Gather all lines from the material that contain "color".

START

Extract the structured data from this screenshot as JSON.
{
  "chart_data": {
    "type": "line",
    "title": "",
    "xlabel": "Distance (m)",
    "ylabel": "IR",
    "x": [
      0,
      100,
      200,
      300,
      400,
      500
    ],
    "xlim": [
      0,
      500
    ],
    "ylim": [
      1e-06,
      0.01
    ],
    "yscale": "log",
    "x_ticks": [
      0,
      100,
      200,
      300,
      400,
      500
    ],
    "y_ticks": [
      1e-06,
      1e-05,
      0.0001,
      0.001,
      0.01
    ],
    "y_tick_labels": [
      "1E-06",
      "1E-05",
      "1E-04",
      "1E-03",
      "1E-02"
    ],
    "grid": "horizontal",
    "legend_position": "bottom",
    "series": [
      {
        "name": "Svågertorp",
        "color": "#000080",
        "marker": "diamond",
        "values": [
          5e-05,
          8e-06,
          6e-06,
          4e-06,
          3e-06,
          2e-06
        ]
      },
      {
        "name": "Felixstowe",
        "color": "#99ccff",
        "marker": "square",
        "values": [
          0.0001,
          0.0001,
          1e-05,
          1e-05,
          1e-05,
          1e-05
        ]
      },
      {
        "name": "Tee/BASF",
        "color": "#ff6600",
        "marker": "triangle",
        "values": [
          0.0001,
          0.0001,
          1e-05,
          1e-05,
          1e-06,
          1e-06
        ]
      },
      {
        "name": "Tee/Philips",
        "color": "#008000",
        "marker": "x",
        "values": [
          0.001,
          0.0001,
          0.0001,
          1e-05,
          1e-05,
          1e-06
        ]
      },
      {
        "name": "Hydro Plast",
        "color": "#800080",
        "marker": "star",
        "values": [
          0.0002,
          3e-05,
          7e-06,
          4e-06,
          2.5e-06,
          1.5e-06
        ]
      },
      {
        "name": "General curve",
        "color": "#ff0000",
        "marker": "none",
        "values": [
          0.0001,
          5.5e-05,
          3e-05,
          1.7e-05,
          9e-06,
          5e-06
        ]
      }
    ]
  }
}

END

> **Full solution**
        "color": "#000080",
        "color": "#99ccff",
        "color": "#ff6600",
        "color": "#008000",
        "color": "#800080",
        "color": "#ff0000",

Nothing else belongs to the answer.